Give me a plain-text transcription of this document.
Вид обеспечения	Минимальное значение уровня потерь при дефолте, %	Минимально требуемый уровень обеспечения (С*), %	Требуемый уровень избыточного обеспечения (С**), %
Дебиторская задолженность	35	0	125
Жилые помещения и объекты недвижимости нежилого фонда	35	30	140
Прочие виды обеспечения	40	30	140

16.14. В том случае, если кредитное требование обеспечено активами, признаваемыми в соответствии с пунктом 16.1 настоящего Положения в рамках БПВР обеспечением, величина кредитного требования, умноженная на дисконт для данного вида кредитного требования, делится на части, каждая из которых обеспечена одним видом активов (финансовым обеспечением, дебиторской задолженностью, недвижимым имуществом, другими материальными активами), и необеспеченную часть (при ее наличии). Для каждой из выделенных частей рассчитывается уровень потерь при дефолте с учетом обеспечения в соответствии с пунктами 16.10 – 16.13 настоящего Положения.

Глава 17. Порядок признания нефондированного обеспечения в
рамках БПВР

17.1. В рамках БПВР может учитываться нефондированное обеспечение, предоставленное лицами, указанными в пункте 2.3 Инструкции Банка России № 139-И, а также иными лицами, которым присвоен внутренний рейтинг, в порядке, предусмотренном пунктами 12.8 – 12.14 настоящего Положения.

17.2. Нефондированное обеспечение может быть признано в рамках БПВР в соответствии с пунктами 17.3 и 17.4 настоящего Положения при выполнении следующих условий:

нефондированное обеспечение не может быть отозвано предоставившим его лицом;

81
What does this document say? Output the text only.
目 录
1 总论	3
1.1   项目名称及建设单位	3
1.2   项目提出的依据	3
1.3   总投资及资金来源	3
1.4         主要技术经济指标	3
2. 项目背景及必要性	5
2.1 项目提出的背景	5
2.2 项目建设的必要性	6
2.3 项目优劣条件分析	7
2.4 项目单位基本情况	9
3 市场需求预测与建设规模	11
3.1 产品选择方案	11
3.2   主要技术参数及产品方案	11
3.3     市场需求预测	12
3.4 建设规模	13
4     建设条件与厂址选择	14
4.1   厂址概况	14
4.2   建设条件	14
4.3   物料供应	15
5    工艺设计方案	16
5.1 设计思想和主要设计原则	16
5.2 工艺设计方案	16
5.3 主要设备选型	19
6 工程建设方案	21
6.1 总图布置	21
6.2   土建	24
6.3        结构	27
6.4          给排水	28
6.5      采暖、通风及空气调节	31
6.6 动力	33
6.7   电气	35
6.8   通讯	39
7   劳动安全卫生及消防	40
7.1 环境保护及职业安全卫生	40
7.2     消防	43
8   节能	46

WHAT YOU WILL DO ::
Recopy the whole listing exactly.

COMPLETE RESPONSE ::
Give me a plain-text transcription of this document.
Вид обеспечения	Минимальное значение уровня потерь при дефолте, %	Минимально требуемый уровень обеспечения (С*), %	Требуемый уровень избыточного обеспечения (С**), %
Дебиторская задолженность	35	0	125
Жилые помещения и объекты недвижимости нежилого фонда	35	30	140
Прочие виды обеспечения	40	30	140

16.14. В том случае, если кредитное требование обеспечено активами, признаваемыми в соответствии с пунктом 16.1 настоящего Положения в рамках БПВР обеспечением, величина кредитного требования, умноженная на дисконт для данного вида кредитного требования, делится на части, каждая из которых обеспечена одним видом активов (финансовым обеспечением, дебиторской задолженностью, недвижимым имуществом, другими материальными активами), и необеспеченную часть (при ее наличии). Для каждой из выделенных частей рассчитывается уровень потерь при дефолте с учетом обеспечения в соответствии с пунктами 16.10 – 16.13 настоящего Положения.

Глава 17. Порядок признания нефондированного обеспечения в
рамках БПВР

17.1. В рамках БПВР может учитываться нефондированное обеспечение, предоставленное лицами, указанными в пункте 2.3 Инструкции Банка России № 139-И, а также иными лицами, которым присвоен внутренний рейтинг, в порядке, предусмотренном пунктами 12.8 – 12.14 настоящего Положения.

17.2. Нефондированное обеспечение может быть признано в рамках БПВР в соответствии с пунктами 17.3 и 17.4 настоящего Положения при выполнении следующих условий:

нефондированное обеспечение не может быть отозвано предоставившим его лицом;

81
What does this document say? Output the text only.
目 录
1 总论	3
1.1   项目名称及建设单位	3
1.2   项目提出的依据	3
1.3   总投资及资金来源	3
1.4         主要技术经济指标	3
2. 项目背景及必要性	5
2.1 项目提出的背景	5
2.2 项目建设的必要性	6
2.3 项目优劣条件分析	7
2.4 项目单位基本情况	9
3 市场需求预测与建设规模	11
3.1 产品选择方案	11
3.2   主要技术参数及产品方案	11
3.3     市场需求预测	12
3.4 建设规模	13
4     建设条件与厂址选择	14
4.1   厂址概况	14
4.2   建设条件	14
4.3   物料供应	15
5    工艺设计方案	16
5.1 设计思想和主要设计原则	16
5.2 工艺设计方案	16
5.3 主要设备选型	19
6 工程建设方案	21
6.1 总图布置	21
6.2   土建	24
6.3        结构	27
6.4          给排水	28
6.5      采暖、通风及空气调节	31
6.6 动力	33
6.7   电气	35
6.8   通讯	39
7   劳动安全卫生及消防	40
7.1 环境保护及职业安全卫生	40
7.2     消防	43
8   节能	46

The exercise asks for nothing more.